* _Exercise aim_
From the material below, list every line containing "points".

**** Data for this task

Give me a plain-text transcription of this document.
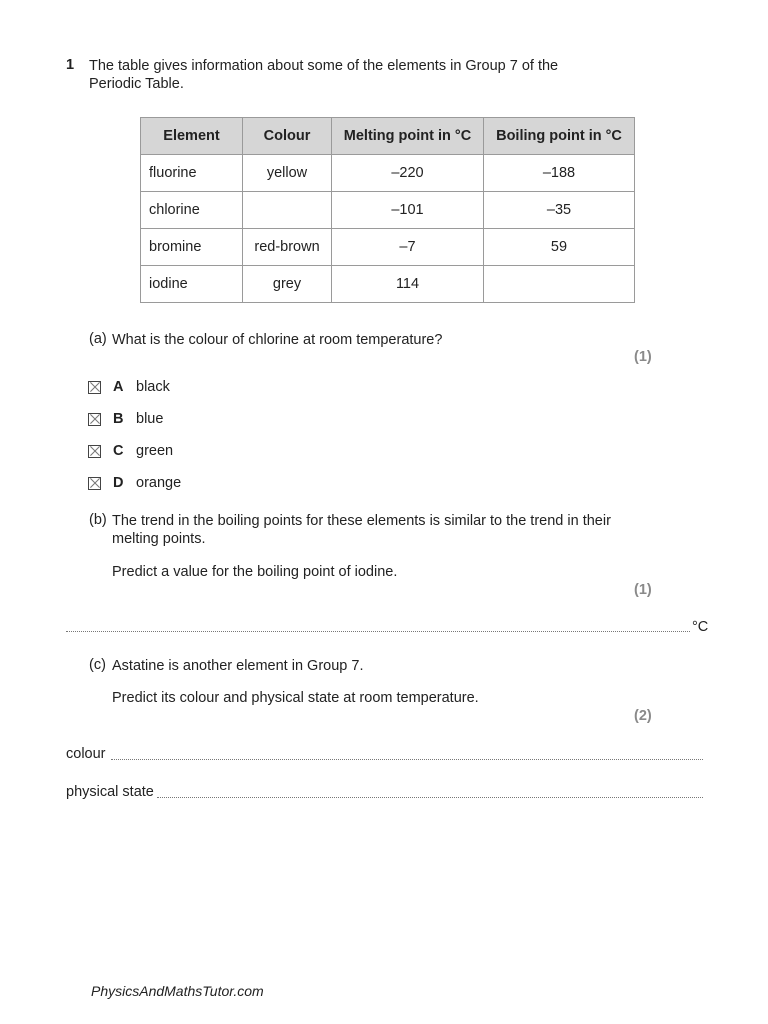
1 The table gives information about some of the elements in Group 7 of the
Periodic Table.
Element	Colour	Melting point in °C	Boiling point in °C
fluorine	yellow	–220	–188
chlorine		–101	–35
bromine	red-brown	–7	59
iodine	grey	114	
(a) What is the colour of chlorine at room temperature?
(1)
A black
B blue
C green
D orange
(b) The trend in the boiling points for these elements is similar to the trend in their
melting points.
Predict a value for the boiling point of iodine.
(1)
°C
(c) Astatine is another element in Group 7.
Predict its colour and physical state at room temperature.
(2)
colour
physical state
PhysicsAndMathsTutor.com
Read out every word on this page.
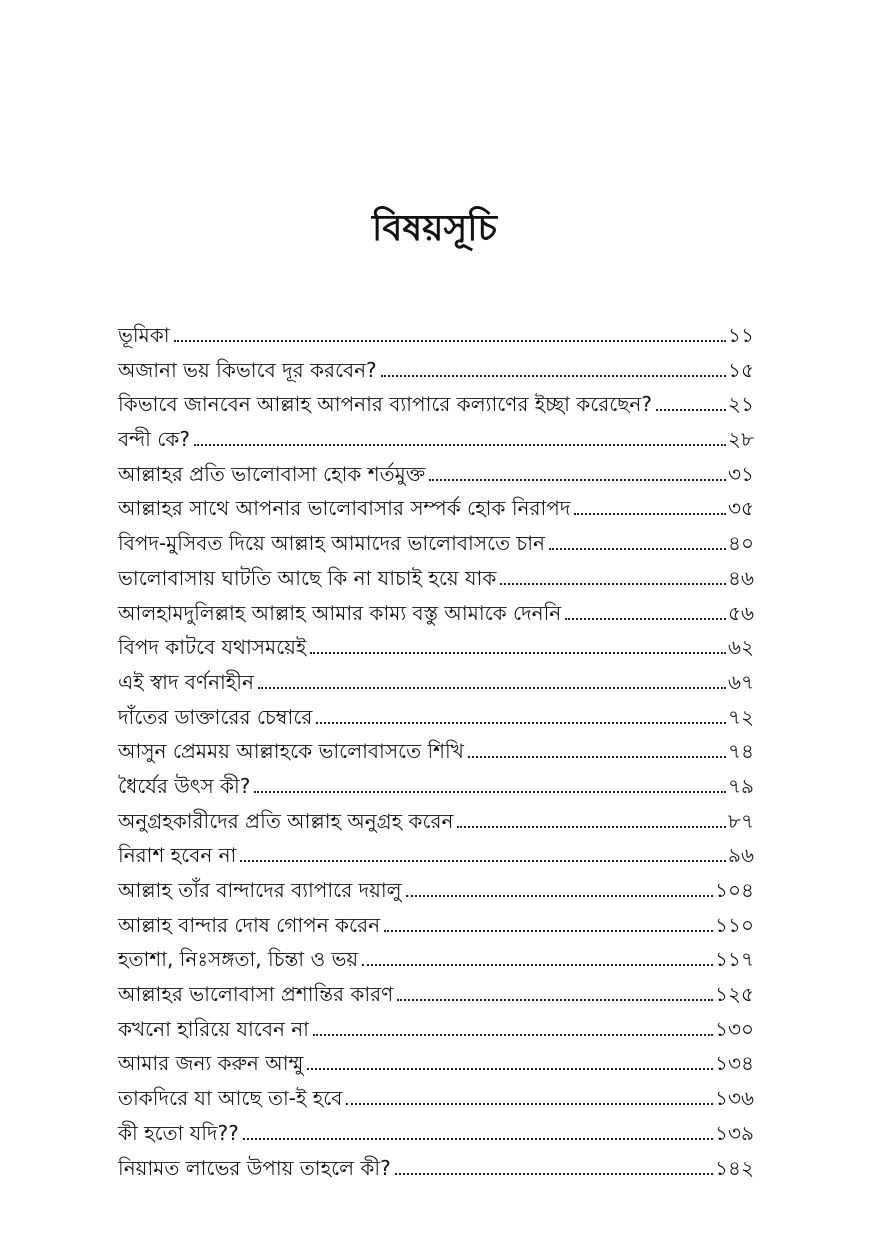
বিষয়সূচি
ভূমিকা	১১
অজানা ভয় কিভাবে দূর করবেন?	১৫
কিভাবে জানবেন আল্লাহ আপনার ব্যাপারে কল্যাণের ইচ্ছা করেছেন?	২১
বন্দী কে?	২৮
আল্লাহর প্রতি ভালোবাসা হোক শর্তমুক্ত	৩১
আল্লাহর সাথে আপনার ভালোবাসার সম্পর্ক হোক নিরাপদ	৩৫
বিপদ-মুসিবত দিয়ে আল্লাহ আমাদের ভালোবাসতে চান	৪০
ভালোবাসায় ঘাটতি আছে কি না যাচাই হয়ে যাক	৪৬
আলহামদুলিল্লাহ আল্লাহ আমার কাম্য বস্তু আমাকে দেননি	৫৬
বিপদ কাটবে যথাসময়েই	৬২
এই স্বাদ বর্ণনাহীন	৬৭
দাঁতের ডাক্তারের চেম্বারে	৭২
আসুন প্রেমময় আল্লাহকে ভালোবাসতে শিখি	৭৪
ধৈর্যের উৎস কী?	৭৯
অনুগ্রহকারীদের প্রতি আল্লাহ অনুগ্রহ করেন	৮৭
নিরাশ হবেন না	৯৬
আল্লাহ তাঁর বান্দাদের ব্যাপারে দয়ালু	১০৪
আল্লাহ বান্দার দোষ গোপন করেন	১১০
হতাশা, নিঃসঙ্গতা, চিন্তা ও ভয়	১১৭
আল্লাহর ভালোবাসা প্রশান্তির কারণ	১২৫
কখনো হারিয়ে যাবেন না	১৩০
আমার জন্য করুন আম্মু	১৩৪
তাকদিরে যা আছে তা-ই হবে	১৩৬
কী হতো যদি??	১৩৯
নিয়ামত লাভের উপায় তাহলে কী?	১৪২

********

* _The result_
(b) The trend in the boiling points for these elements is similar to the trend in their
melting points.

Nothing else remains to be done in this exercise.